• _Instructions to follow_
Find how many lines in the data below mention "category". Give the number only.

• _Data entries_
►
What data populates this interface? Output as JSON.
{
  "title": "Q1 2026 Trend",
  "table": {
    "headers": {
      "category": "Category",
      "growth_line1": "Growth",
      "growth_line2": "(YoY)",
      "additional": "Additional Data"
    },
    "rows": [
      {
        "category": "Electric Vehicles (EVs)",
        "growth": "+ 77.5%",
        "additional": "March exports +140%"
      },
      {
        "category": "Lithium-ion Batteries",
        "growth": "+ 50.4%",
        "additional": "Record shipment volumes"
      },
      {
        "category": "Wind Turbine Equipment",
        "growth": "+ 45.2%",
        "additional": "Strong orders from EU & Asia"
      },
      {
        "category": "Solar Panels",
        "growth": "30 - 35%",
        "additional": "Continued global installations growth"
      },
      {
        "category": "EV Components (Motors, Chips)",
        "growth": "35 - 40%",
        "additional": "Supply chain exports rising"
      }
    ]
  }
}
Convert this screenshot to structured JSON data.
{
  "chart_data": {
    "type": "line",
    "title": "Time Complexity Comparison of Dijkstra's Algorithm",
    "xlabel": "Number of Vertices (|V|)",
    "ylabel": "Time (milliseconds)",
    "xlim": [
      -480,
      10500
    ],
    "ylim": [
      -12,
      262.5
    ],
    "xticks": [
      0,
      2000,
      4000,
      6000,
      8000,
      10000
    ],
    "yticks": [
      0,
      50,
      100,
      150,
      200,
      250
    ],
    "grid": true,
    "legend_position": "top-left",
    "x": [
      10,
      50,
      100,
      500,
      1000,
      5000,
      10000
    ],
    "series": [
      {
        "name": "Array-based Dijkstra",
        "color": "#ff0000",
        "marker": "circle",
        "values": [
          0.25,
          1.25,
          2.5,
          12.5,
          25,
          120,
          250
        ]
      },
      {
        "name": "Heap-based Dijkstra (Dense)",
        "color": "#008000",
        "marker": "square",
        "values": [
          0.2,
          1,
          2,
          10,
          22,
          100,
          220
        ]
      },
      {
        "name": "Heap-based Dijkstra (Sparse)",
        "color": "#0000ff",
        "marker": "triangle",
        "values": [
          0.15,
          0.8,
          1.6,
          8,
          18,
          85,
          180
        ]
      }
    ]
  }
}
◄
• _Right answer_
6